(Extracts from a graphics dataset)
────────────────────────────────────────

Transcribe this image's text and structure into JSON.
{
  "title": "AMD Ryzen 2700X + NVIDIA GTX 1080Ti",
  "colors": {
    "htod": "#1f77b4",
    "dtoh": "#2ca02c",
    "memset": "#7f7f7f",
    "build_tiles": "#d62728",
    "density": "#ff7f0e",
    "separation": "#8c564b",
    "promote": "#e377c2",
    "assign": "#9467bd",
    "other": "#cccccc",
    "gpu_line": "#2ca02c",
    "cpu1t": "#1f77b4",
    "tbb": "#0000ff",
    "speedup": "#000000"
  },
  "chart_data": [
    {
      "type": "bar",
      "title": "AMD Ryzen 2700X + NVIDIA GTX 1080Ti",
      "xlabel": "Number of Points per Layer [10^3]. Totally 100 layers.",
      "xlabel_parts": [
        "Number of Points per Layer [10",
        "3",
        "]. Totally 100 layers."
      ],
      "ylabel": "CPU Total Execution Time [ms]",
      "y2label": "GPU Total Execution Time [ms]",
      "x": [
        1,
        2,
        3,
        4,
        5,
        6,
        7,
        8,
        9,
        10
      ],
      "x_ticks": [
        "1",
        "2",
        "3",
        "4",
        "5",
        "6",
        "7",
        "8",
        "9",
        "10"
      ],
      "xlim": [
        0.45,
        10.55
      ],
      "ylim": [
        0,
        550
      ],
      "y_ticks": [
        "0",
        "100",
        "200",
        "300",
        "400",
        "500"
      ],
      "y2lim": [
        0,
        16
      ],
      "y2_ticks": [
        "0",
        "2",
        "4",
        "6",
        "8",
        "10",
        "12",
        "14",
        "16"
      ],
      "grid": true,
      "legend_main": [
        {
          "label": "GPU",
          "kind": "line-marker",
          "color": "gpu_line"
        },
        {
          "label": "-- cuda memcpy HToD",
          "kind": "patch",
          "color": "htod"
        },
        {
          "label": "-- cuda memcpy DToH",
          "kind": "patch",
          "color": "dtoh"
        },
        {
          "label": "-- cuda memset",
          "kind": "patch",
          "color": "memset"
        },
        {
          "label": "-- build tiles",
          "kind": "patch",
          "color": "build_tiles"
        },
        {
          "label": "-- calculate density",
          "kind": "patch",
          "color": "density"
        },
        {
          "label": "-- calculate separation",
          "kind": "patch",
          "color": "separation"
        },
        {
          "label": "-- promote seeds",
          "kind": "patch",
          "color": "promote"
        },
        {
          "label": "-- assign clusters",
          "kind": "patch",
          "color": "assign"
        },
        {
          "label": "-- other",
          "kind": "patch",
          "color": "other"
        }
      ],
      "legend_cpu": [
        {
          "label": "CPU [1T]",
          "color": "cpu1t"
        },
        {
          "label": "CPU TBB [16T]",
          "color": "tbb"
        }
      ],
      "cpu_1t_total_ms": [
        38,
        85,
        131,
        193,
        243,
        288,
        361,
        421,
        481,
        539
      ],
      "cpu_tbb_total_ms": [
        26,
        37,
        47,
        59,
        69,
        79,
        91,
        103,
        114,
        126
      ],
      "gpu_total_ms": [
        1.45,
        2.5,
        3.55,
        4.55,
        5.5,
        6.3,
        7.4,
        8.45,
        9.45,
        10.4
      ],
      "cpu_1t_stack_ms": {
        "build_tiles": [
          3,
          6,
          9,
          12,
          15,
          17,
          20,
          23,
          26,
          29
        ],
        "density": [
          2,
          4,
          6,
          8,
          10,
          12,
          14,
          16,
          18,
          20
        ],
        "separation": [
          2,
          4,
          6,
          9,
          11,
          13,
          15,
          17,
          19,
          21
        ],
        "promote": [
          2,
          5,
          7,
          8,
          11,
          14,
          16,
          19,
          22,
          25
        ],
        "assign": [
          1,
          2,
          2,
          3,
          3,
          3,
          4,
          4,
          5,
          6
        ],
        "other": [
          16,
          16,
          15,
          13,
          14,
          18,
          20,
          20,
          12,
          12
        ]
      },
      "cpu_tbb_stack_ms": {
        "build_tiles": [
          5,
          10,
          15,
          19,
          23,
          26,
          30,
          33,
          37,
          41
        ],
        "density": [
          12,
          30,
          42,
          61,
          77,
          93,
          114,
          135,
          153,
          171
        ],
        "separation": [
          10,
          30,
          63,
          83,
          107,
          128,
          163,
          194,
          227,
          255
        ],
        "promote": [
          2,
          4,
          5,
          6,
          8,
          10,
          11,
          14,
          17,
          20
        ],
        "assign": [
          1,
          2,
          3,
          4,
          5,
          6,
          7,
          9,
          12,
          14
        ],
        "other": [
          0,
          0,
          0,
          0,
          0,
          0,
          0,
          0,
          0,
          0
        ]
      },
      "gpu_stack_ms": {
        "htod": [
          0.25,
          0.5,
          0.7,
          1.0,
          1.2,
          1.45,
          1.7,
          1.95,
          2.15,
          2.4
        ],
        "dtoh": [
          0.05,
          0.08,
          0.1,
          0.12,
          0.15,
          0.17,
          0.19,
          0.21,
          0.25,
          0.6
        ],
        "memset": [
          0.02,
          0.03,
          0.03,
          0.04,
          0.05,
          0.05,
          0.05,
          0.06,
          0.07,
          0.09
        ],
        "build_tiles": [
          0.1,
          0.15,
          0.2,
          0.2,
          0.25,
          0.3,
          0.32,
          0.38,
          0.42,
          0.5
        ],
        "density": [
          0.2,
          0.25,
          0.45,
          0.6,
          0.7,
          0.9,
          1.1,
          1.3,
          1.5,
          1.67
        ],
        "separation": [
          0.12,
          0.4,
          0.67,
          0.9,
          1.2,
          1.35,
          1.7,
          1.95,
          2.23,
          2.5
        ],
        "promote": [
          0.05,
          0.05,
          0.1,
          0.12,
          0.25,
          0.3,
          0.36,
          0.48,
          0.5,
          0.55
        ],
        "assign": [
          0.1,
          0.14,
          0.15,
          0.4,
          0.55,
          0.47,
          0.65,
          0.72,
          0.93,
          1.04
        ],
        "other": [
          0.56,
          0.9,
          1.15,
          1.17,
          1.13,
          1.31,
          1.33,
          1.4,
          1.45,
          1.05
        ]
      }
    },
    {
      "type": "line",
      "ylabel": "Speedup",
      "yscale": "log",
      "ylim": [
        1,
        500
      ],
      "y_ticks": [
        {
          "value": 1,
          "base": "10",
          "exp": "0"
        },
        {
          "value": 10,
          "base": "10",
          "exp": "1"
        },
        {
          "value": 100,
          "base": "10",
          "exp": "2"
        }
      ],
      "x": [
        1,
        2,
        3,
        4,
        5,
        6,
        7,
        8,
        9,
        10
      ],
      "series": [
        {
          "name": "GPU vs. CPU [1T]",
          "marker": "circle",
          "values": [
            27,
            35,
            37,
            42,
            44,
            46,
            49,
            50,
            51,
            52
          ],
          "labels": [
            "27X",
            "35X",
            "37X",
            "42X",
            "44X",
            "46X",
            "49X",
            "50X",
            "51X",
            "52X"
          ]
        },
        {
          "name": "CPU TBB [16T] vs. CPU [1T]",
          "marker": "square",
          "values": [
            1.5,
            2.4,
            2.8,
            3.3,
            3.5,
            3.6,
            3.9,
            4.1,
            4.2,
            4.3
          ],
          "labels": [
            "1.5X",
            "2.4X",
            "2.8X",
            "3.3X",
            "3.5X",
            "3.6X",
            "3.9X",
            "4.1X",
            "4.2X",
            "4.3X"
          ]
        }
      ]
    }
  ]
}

────────────────────────────────────────

§ **WRITTEN EXERCISE**
Search the data above for lines holding "Time" and copy each of them.

§ **REPLY**
      "ylabel": "CPU Total Execution Time [ms]",
      "y2label": "GPU Total Execution Time [ms]",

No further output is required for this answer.